What you will do:
Copy every line in the listing that contains "KIRC".

Supplied information:
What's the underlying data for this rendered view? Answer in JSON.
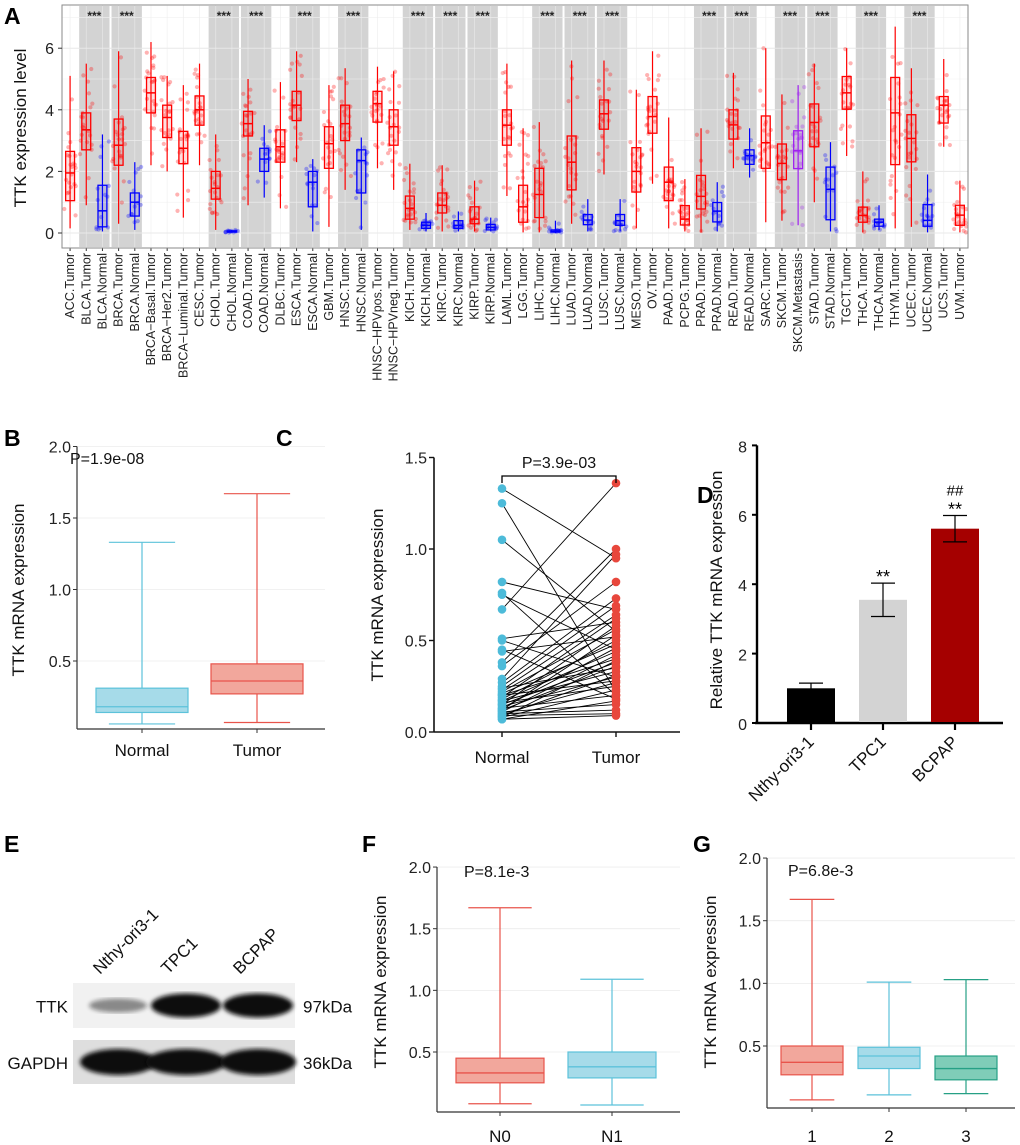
{
  "panel_letters": [
    "A",
    "B",
    "C",
    "D",
    "E",
    "F",
    "G"
  ],
  "colors": {
    "tumor": "#ff0000",
    "normal": "#0000ff",
    "metastasis": "#a020f0",
    "sig_bg": "#d3d3d3",
    "box_normal_fill": "#a6dbe9",
    "box_normal_stroke": "#5cc2da",
    "box_tumor_fill": "#f2a79c",
    "box_tumor_stroke": "#e8544b",
    "box_green_fill": "#7fcdb8",
    "box_green_stroke": "#26a085",
    "bar_black": "#000000",
    "bar_grey": "#d3d3d3",
    "bar_red": "#a50000",
    "dot_normal": "#4dbbd9",
    "dot_tumor": "#e8473c"
  },
  "chart_data": [
    {
      "type": "box",
      "ylabel": "TTK expression level",
      "ylim": [
        -0.5,
        7.4
      ],
      "y_ticks": [
        "0",
        "2",
        "4",
        "6"
      ],
      "grid": true,
      "categories": [
        {
          "label": "ACC.Tumor",
          "group": "tumor",
          "stats": [
            0.15,
            1.05,
            1.95,
            2.65,
            5.1
          ]
        },
        {
          "label": "BLCA.Tumor",
          "group": "tumor",
          "stats": [
            0.9,
            2.7,
            3.35,
            3.9,
            5.5
          ]
        },
        {
          "label": "BLCA.Normal",
          "group": "normal",
          "stats": [
            0.05,
            0.2,
            0.72,
            1.55,
            3.2
          ]
        },
        {
          "label": "BRCA.Tumor",
          "group": "tumor",
          "stats": [
            0.3,
            2.2,
            2.85,
            3.7,
            5.9
          ]
        },
        {
          "label": "BRCA.Normal",
          "group": "normal",
          "stats": [
            0.1,
            0.55,
            1.0,
            1.3,
            2.3
          ]
        },
        {
          "label": "BRCA−Basal.Tumor",
          "group": "tumor",
          "stats": [
            2.2,
            3.9,
            4.55,
            5.05,
            6.2
          ]
        },
        {
          "label": "BRCA−Her2.Tumor",
          "group": "tumor",
          "stats": [
            2.0,
            3.1,
            3.75,
            4.15,
            5.1
          ]
        },
        {
          "label": "BRCA−Luminal.Tumor",
          "group": "tumor",
          "stats": [
            0.5,
            2.25,
            2.75,
            3.3,
            4.8
          ]
        },
        {
          "label": "CESC.Tumor",
          "group": "tumor",
          "stats": [
            2.2,
            3.5,
            4.0,
            4.45,
            5.5
          ]
        },
        {
          "label": "CHOL.Tumor",
          "group": "tumor",
          "stats": [
            0.1,
            1.1,
            1.45,
            2.0,
            3.2
          ]
        },
        {
          "label": "CHOL.Normal",
          "group": "normal",
          "stats": [
            0.01,
            0.03,
            0.05,
            0.07,
            0.1
          ]
        },
        {
          "label": "COAD.Tumor",
          "group": "tumor",
          "stats": [
            0.9,
            3.15,
            3.55,
            3.95,
            5.0
          ]
        },
        {
          "label": "COAD.Normal",
          "group": "normal",
          "stats": [
            1.15,
            2.0,
            2.4,
            2.75,
            3.5
          ]
        },
        {
          "label": "DLBC.Tumor",
          "group": "tumor",
          "stats": [
            0.8,
            2.3,
            2.8,
            3.35,
            4.9
          ]
        },
        {
          "label": "ESCA.Tumor",
          "group": "tumor",
          "stats": [
            2.3,
            3.65,
            4.15,
            4.6,
            5.9
          ]
        },
        {
          "label": "ESCA.Normal",
          "group": "normal",
          "stats": [
            0.05,
            0.85,
            1.65,
            2.0,
            2.4
          ]
        },
        {
          "label": "GBM.Tumor",
          "group": "tumor",
          "stats": [
            0.2,
            2.1,
            2.9,
            3.45,
            4.8
          ]
        },
        {
          "label": "HNSC.Tumor",
          "group": "tumor",
          "stats": [
            1.4,
            3.0,
            3.55,
            4.15,
            5.35
          ]
        },
        {
          "label": "HNSC.Normal",
          "group": "normal",
          "stats": [
            0.1,
            1.3,
            2.35,
            2.7,
            3.1
          ]
        },
        {
          "label": "HNSC−HPVpos.Tumor",
          "group": "tumor",
          "stats": [
            2.1,
            3.6,
            4.2,
            4.6,
            5.4
          ]
        },
        {
          "label": "HNSC−HPVneg.Tumor",
          "group": "tumor",
          "stats": [
            1.4,
            2.85,
            3.45,
            4.0,
            5.25
          ]
        },
        {
          "label": "KICH.Tumor",
          "group": "tumor",
          "stats": [
            0.1,
            0.45,
            0.8,
            1.2,
            2.25
          ]
        },
        {
          "label": "KICH.Normal",
          "group": "normal",
          "stats": [
            0.05,
            0.15,
            0.25,
            0.35,
            0.65
          ]
        },
        {
          "label": "KIRC.Tumor",
          "group": "tumor",
          "stats": [
            0.05,
            0.65,
            0.9,
            1.3,
            2.2
          ]
        },
        {
          "label": "KIRC.Normal",
          "group": "normal",
          "stats": [
            0.05,
            0.15,
            0.25,
            0.4,
            0.7
          ]
        },
        {
          "label": "KIRP.Tumor",
          "group": "tumor",
          "stats": [
            0.05,
            0.3,
            0.45,
            0.85,
            1.7
          ]
        },
        {
          "label": "KIRP.Normal",
          "group": "normal",
          "stats": [
            0.05,
            0.1,
            0.18,
            0.28,
            0.5
          ]
        },
        {
          "label": "LAML.Tumor",
          "group": "tumor",
          "stats": [
            1.2,
            2.85,
            3.5,
            4.0,
            5.5
          ]
        },
        {
          "label": "LGG.Tumor",
          "group": "tumor",
          "stats": [
            0.02,
            0.35,
            0.85,
            1.55,
            3.4
          ]
        },
        {
          "label": "LIHC.Tumor",
          "group": "tumor",
          "stats": [
            0.02,
            0.5,
            1.25,
            2.1,
            3.6
          ]
        },
        {
          "label": "LIHC.Normal",
          "group": "normal",
          "stats": [
            0.0,
            0.03,
            0.05,
            0.1,
            0.4
          ]
        },
        {
          "label": "LUAD.Tumor",
          "group": "tumor",
          "stats": [
            0.3,
            1.4,
            2.3,
            3.15,
            5.6
          ]
        },
        {
          "label": "LUAD.Normal",
          "group": "normal",
          "stats": [
            0.05,
            0.27,
            0.42,
            0.6,
            1.1
          ]
        },
        {
          "label": "LUSC.Tumor",
          "group": "tumor",
          "stats": [
            1.9,
            3.37,
            3.87,
            4.32,
            5.6
          ]
        },
        {
          "label": "LUSC.Normal",
          "group": "normal",
          "stats": [
            0.05,
            0.25,
            0.4,
            0.6,
            1.1
          ]
        },
        {
          "label": "MESO.Tumor",
          "group": "tumor",
          "stats": [
            0.15,
            1.33,
            2.0,
            2.77,
            4.65
          ]
        },
        {
          "label": "OV.Tumor",
          "group": "tumor",
          "stats": [
            1.6,
            3.24,
            3.78,
            4.43,
            5.9
          ]
        },
        {
          "label": "PAAD.Tumor",
          "group": "tumor",
          "stats": [
            0.15,
            1.05,
            1.65,
            2.14,
            3.75
          ]
        },
        {
          "label": "PCPG.Tumor",
          "group": "tumor",
          "stats": [
            0.05,
            0.26,
            0.45,
            0.89,
            1.75
          ]
        },
        {
          "label": "PRAD.Tumor",
          "group": "tumor",
          "stats": [
            0.02,
            0.78,
            1.19,
            1.87,
            3.4
          ]
        },
        {
          "label": "PRAD.Normal",
          "group": "normal",
          "stats": [
            0.05,
            0.36,
            0.71,
            0.99,
            1.65
          ]
        },
        {
          "label": "READ.Tumor",
          "group": "tumor",
          "stats": [
            2.1,
            3.05,
            3.51,
            4.0,
            5.2
          ]
        },
        {
          "label": "READ.Normal",
          "group": "normal",
          "stats": [
            1.8,
            2.23,
            2.51,
            2.7,
            3.4
          ]
        },
        {
          "label": "SARC.Tumor",
          "group": "tumor",
          "stats": [
            0.35,
            2.1,
            2.93,
            3.8,
            6.0
          ]
        },
        {
          "label": "SKCM.Tumor",
          "group": "tumor",
          "stats": [
            0.4,
            1.73,
            2.26,
            2.89,
            4.5
          ]
        },
        {
          "label": "SKCM.Metastasis",
          "group": "metastasis",
          "stats": [
            0.25,
            2.09,
            2.67,
            3.32,
            4.8
          ]
        },
        {
          "label": "STAD.Tumor",
          "group": "tumor",
          "stats": [
            1.0,
            2.8,
            3.59,
            4.19,
            5.5
          ]
        },
        {
          "label": "STAD.Normal",
          "group": "normal",
          "stats": [
            0.05,
            0.43,
            1.42,
            2.14,
            2.95
          ]
        },
        {
          "label": "TGCT.Tumor",
          "group": "tumor",
          "stats": [
            2.5,
            4.02,
            4.55,
            5.08,
            6.0
          ]
        },
        {
          "label": "THCA.Tumor",
          "group": "tumor",
          "stats": [
            0.02,
            0.35,
            0.57,
            0.84,
            2.0
          ]
        },
        {
          "label": "THCA.Normal",
          "group": "normal",
          "stats": [
            0.1,
            0.22,
            0.35,
            0.45,
            0.9
          ]
        },
        {
          "label": "THYM.Tumor",
          "group": "tumor",
          "stats": [
            0.15,
            2.22,
            3.9,
            5.05,
            6.7
          ]
        },
        {
          "label": "UCEC.Tumor",
          "group": "tumor",
          "stats": [
            0.2,
            2.31,
            3.07,
            3.84,
            5.35
          ]
        },
        {
          "label": "UCEC.Normal",
          "group": "normal",
          "stats": [
            0.02,
            0.22,
            0.41,
            0.92,
            1.9
          ]
        },
        {
          "label": "UCS.Tumor",
          "group": "tumor",
          "stats": [
            2.8,
            3.57,
            4.15,
            4.43,
            5.65
          ]
        },
        {
          "label": "UVM.Tumor",
          "group": "tumor",
          "stats": [
            0.02,
            0.25,
            0.58,
            0.9,
            1.7
          ]
        }
      ],
      "significance": [
        {
          "from": "BLCA.Tumor",
          "to": "BLCA.Normal",
          "label": "***"
        },
        {
          "from": "BRCA.Tumor",
          "to": "BRCA.Normal",
          "label": "***"
        },
        {
          "from": "CHOL.Tumor",
          "to": "CHOL.Normal",
          "label": "***"
        },
        {
          "from": "COAD.Tumor",
          "to": "COAD.Normal",
          "label": "***"
        },
        {
          "from": "ESCA.Tumor",
          "to": "ESCA.Normal",
          "label": "***"
        },
        {
          "from": "HNSC.Tumor",
          "to": "HNSC.Normal",
          "label": "***"
        },
        {
          "from": "KICH.Tumor",
          "to": "KICH.Normal",
          "label": "***"
        },
        {
          "from": "KIRC.Tumor",
          "to": "KIRC.Normal",
          "label": "***"
        },
        {
          "from": "KIRP.Tumor",
          "to": "KIRP.Normal",
          "label": "***"
        },
        {
          "from": "LIHC.Tumor",
          "to": "LIHC.Normal",
          "label": "***"
        },
        {
          "from": "LUAD.Tumor",
          "to": "LUAD.Normal",
          "label": "***"
        },
        {
          "from": "LUSC.Tumor",
          "to": "LUSC.Normal",
          "label": "***"
        },
        {
          "from": "PRAD.Tumor",
          "to": "PRAD.Normal",
          "label": "***"
        },
        {
          "from": "READ.Tumor",
          "to": "READ.Normal",
          "label": "***"
        },
        {
          "from": "SKCM.Tumor",
          "to": "SKCM.Metastasis",
          "label": "***"
        },
        {
          "from": "STAD.Tumor",
          "to": "STAD.Normal",
          "label": "***"
        },
        {
          "from": "THCA.Tumor",
          "to": "THCA.Normal",
          "label": "***"
        },
        {
          "from": "UCEC.Tumor",
          "to": "UCEC.Normal",
          "label": "***"
        }
      ]
    },
    {
      "type": "box",
      "ylabel": "TTK mRNA expression",
      "ylim": [
        0.03,
        2.0
      ],
      "y_ticks": [
        "0.5",
        "1.0",
        "1.5",
        "2.0"
      ],
      "annotation": "P=1.9e-08",
      "categories": [
        {
          "label": "Normal",
          "color": "normal",
          "stats": [
            0.06,
            0.14,
            0.18,
            0.31,
            1.33
          ]
        },
        {
          "label": "Tumor",
          "color": "tumor",
          "stats": [
            0.07,
            0.27,
            0.36,
            0.48,
            1.67
          ]
        }
      ]
    },
    {
      "type": "scatter",
      "subtype": "paired",
      "ylabel": "TTK mRNA expression",
      "ylim": [
        0.0,
        1.5
      ],
      "y_ticks": [
        "0.0",
        "0.5",
        "1.0",
        "1.5"
      ],
      "annotation": "P=3.9e-03",
      "categories": [
        "Normal",
        "Tumor"
      ],
      "pairs": [
        [
          1.33,
          0.95
        ],
        [
          1.25,
          0.22
        ],
        [
          1.05,
          0.55
        ],
        [
          0.82,
          0.67
        ],
        [
          0.76,
          0.2
        ],
        [
          0.75,
          0.45
        ],
        [
          0.67,
          1.36
        ],
        [
          0.51,
          0.6
        ],
        [
          0.5,
          0.3
        ],
        [
          0.45,
          0.18
        ],
        [
          0.44,
          0.52
        ],
        [
          0.38,
          1.0
        ],
        [
          0.36,
          0.82
        ],
        [
          0.29,
          0.97
        ],
        [
          0.27,
          0.73
        ],
        [
          0.25,
          0.69
        ],
        [
          0.24,
          0.35
        ],
        [
          0.23,
          0.64
        ],
        [
          0.22,
          0.56
        ],
        [
          0.21,
          0.48
        ],
        [
          0.2,
          0.4
        ],
        [
          0.2,
          0.28
        ],
        [
          0.19,
          0.62
        ],
        [
          0.18,
          0.5
        ],
        [
          0.17,
          0.33
        ],
        [
          0.17,
          0.44
        ],
        [
          0.16,
          0.25
        ],
        [
          0.15,
          0.58
        ],
        [
          0.15,
          0.38
        ],
        [
          0.14,
          0.3
        ],
        [
          0.13,
          0.46
        ],
        [
          0.13,
          0.2
        ],
        [
          0.12,
          0.36
        ],
        [
          0.12,
          0.53
        ],
        [
          0.11,
          0.15
        ],
        [
          0.11,
          0.42
        ],
        [
          0.1,
          0.27
        ],
        [
          0.1,
          0.12
        ],
        [
          0.09,
          0.31
        ],
        [
          0.09,
          0.1
        ],
        [
          0.08,
          0.23
        ],
        [
          0.08,
          0.39
        ],
        [
          0.07,
          0.17
        ],
        [
          0.07,
          0.09
        ]
      ]
    },
    {
      "type": "bar",
      "ylabel": "Relative TTK mRNA expression",
      "ylim": [
        0,
        8
      ],
      "y_ticks": [
        "0",
        "2",
        "4",
        "6",
        "8"
      ],
      "categories": [
        "Nthy-ori3-1",
        "TPC1",
        "BCPAP"
      ],
      "values": [
        1.0,
        3.55,
        5.6
      ],
      "errors": [
        0.15,
        0.48,
        0.38
      ],
      "bar_colors": [
        "bar_black",
        "bar_grey",
        "bar_red"
      ],
      "annotations": [
        [],
        [
          "**"
        ],
        [
          "**",
          "##"
        ]
      ]
    },
    {
      "type": "box",
      "ylabel": "TTK mRNA expression",
      "ylim": [
        0.02,
        2.0
      ],
      "y_ticks": [
        "0.5",
        "1.0",
        "1.5",
        "2.0"
      ],
      "annotation": "P=8.1e-3",
      "categories": [
        {
          "label": "N0",
          "color": "tumor",
          "stats": [
            0.08,
            0.25,
            0.33,
            0.45,
            1.67
          ]
        },
        {
          "label": "N1",
          "color": "normal",
          "stats": [
            0.07,
            0.29,
            0.38,
            0.5,
            1.09
          ]
        }
      ]
    },
    {
      "type": "box",
      "ylabel": "TTK mRNA expression",
      "ylim": [
        0.01,
        2.0
      ],
      "y_ticks": [
        "0.5",
        "1.0",
        "1.5",
        "2.0"
      ],
      "annotation": "P=6.8e-3",
      "categories": [
        {
          "label": "1",
          "color": "tumor",
          "stats": [
            0.07,
            0.27,
            0.37,
            0.5,
            1.67
          ]
        },
        {
          "label": "2",
          "color": "normal",
          "stats": [
            0.11,
            0.32,
            0.42,
            0.49,
            1.01
          ]
        },
        {
          "label": "3",
          "color": "green",
          "stats": [
            0.12,
            0.23,
            0.32,
            0.42,
            1.03
          ]
        }
      ]
    }
  ],
  "western_blot": {
    "lanes": [
      "Nthy-ori3-1",
      "TPC1",
      "BCPAP"
    ],
    "rows": [
      {
        "label": "TTK",
        "size": "97kDa"
      },
      {
        "label": "GAPDH",
        "size": "36kDa"
      }
    ]
  }
}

Response area:
          "label": "KIRC.Tumor",
          "label": "KIRC.Normal",
          "from": "KIRC.Tumor",
          "to": "KIRC.Normal",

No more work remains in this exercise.